━━ SOURCE MATERIAL ━━

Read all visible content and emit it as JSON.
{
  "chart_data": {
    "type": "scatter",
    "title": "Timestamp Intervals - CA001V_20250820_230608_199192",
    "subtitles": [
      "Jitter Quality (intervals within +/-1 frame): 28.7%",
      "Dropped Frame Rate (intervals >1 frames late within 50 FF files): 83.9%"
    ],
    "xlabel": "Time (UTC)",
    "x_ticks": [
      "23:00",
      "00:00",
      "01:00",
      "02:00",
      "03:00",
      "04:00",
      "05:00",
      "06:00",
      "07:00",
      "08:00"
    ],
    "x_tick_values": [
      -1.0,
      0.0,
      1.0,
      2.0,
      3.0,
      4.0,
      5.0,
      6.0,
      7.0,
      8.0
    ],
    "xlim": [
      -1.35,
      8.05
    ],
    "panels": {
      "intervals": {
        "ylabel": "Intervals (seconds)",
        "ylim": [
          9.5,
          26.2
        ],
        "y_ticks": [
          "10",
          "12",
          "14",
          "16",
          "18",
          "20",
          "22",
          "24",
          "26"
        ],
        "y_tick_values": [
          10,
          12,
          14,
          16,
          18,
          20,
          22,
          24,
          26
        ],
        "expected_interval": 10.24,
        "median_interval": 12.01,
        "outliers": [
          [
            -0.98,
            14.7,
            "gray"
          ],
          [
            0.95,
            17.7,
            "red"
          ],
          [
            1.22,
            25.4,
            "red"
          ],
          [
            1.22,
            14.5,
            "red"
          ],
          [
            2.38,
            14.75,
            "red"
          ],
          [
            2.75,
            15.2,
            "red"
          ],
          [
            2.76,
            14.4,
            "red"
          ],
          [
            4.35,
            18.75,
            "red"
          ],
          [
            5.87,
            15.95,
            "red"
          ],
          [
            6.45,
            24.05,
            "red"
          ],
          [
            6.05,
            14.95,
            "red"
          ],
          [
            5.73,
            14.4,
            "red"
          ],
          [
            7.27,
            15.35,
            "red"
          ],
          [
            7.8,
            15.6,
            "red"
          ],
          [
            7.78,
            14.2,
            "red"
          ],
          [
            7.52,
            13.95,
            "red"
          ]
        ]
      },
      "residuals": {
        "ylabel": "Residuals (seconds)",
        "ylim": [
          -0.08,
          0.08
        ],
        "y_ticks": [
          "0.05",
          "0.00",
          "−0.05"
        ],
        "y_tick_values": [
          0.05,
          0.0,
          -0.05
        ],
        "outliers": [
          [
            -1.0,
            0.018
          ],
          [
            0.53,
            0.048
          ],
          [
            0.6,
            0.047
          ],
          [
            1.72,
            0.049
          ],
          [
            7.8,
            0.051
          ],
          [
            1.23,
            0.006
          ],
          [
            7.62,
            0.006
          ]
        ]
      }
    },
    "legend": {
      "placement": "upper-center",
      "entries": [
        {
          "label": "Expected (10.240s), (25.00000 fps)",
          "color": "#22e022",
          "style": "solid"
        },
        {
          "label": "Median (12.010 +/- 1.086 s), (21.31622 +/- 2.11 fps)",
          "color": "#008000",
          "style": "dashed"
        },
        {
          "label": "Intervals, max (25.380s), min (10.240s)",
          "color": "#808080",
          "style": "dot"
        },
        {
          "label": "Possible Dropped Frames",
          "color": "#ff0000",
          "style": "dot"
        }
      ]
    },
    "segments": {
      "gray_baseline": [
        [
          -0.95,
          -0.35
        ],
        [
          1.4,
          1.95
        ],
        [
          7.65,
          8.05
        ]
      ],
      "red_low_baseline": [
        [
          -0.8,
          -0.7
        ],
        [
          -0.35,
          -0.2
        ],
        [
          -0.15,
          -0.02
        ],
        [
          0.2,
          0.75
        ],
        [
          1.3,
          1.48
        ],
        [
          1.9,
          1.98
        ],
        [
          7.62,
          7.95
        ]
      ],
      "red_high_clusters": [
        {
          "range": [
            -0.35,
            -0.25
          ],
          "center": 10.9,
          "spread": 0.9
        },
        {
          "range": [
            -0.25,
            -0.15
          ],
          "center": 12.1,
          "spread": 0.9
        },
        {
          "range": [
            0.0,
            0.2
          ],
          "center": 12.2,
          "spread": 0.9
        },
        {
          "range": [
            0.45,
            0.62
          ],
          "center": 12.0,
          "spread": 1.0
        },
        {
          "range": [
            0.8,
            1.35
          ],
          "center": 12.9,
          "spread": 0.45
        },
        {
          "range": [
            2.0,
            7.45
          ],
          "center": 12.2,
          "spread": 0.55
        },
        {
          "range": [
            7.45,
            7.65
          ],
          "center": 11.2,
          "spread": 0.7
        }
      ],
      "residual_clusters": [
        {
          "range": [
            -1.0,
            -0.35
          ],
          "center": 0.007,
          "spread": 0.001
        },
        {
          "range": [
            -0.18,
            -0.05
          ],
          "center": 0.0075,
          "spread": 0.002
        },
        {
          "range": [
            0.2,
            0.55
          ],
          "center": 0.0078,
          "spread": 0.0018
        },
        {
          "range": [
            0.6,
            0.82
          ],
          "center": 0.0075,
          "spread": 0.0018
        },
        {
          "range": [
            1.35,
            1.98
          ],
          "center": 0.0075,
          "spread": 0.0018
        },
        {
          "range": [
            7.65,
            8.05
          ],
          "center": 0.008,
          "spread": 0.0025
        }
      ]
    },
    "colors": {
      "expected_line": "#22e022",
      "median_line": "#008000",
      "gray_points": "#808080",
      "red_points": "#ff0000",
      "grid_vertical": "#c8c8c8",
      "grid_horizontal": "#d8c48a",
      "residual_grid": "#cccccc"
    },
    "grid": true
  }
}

━━━

* **TO DO**
Copy out all lines above that include the string "seconds".

* **WORKED SOLUTION**
        "ylabel": "Intervals (seconds)",
        "ylabel": "Residuals (seconds)",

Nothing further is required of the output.